▶ The problem: The records below are to be repeated in full, exactly as they are.

* Begin Records for this task *

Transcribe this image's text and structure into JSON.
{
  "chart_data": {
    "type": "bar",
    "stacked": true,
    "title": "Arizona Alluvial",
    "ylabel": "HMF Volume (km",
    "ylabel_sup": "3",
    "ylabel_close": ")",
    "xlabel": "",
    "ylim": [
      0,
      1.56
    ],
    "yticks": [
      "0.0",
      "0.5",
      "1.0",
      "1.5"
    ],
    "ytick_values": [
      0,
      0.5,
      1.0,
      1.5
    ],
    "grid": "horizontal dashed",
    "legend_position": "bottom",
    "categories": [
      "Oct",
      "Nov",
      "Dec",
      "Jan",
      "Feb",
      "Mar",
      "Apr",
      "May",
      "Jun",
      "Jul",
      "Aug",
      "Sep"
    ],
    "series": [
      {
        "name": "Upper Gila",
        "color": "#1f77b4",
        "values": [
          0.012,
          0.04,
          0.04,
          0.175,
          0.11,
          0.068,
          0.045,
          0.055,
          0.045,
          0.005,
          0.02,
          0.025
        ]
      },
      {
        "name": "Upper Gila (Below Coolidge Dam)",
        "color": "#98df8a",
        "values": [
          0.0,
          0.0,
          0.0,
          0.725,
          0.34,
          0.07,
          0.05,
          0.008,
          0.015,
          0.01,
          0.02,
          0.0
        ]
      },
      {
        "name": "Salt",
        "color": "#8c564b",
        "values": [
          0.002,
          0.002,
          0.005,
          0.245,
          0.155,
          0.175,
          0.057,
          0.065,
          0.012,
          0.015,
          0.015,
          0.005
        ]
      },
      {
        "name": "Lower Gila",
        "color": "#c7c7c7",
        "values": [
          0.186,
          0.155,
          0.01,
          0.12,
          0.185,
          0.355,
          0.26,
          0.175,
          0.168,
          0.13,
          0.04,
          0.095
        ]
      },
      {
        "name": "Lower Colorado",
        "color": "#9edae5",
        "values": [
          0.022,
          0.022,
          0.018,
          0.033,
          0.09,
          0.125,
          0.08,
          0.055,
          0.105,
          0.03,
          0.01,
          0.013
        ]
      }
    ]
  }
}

* End Records for this task *

▶ Solution:
Transcribe this image's text and structure into JSON.
{
  "chart_data": {
    "type": "bar",
    "stacked": true,
    "title": "Arizona Alluvial",
    "ylabel": "HMF Volume (km",
    "ylabel_sup": "3",
    "ylabel_close": ")",
    "xlabel": "",
    "ylim": [
      0,
      1.56
    ],
    "yticks": [
      "0.0",
      "0.5",
      "1.0",
      "1.5"
    ],
    "ytick_values": [
      0,
      0.5,
      1.0,
      1.5
    ],
    "grid": "horizontal dashed",
    "legend_position": "bottom",
    "categories": [
      "Oct",
      "Nov",
      "Dec",
      "Jan",
      "Feb",
      "Mar",
      "Apr",
      "May",
      "Jun",
      "Jul",
      "Aug",
      "Sep"
    ],
    "series": [
      {
        "name": "Upper Gila",
        "color": "#1f77b4",
        "values": [
          0.012,
          0.04,
          0.04,
          0.175,
          0.11,
          0.068,
          0.045,
          0.055,
          0.045,
          0.005,
          0.02,
          0.025
        ]
      },
      {
        "name": "Upper Gila (Below Coolidge Dam)",
        "color": "#98df8a",
        "values": [
          0.0,
          0.0,
          0.0,
          0.725,
          0.34,
          0.07,
          0.05,
          0.008,
          0.015,
          0.01,
          0.02,
          0.0
        ]
      },
      {
        "name": "Salt",
        "color": "#8c564b",
        "values": [
          0.002,
          0.002,
          0.005,
          0.245,
          0.155,
          0.175,
          0.057,
          0.065,
          0.012,
          0.015,
          0.015,
          0.005
        ]
      },
      {
        "name": "Lower Gila",
        "color": "#c7c7c7",
        "values": [
          0.186,
          0.155,
          0.01,
          0.12,
          0.185,
          0.355,
          0.26,
          0.175,
          0.168,
          0.13,
          0.04,
          0.095
        ]
      },
      {
        "name": "Lower Colorado",
        "color": "#9edae5",
        "values": [
          0.022,
          0.022,
          0.018,
          0.033,
          0.09,
          0.125,
          0.08,
          0.055,
          0.105,
          0.03,
          0.01,
          0.013
        ]
      }
    ]
  }
}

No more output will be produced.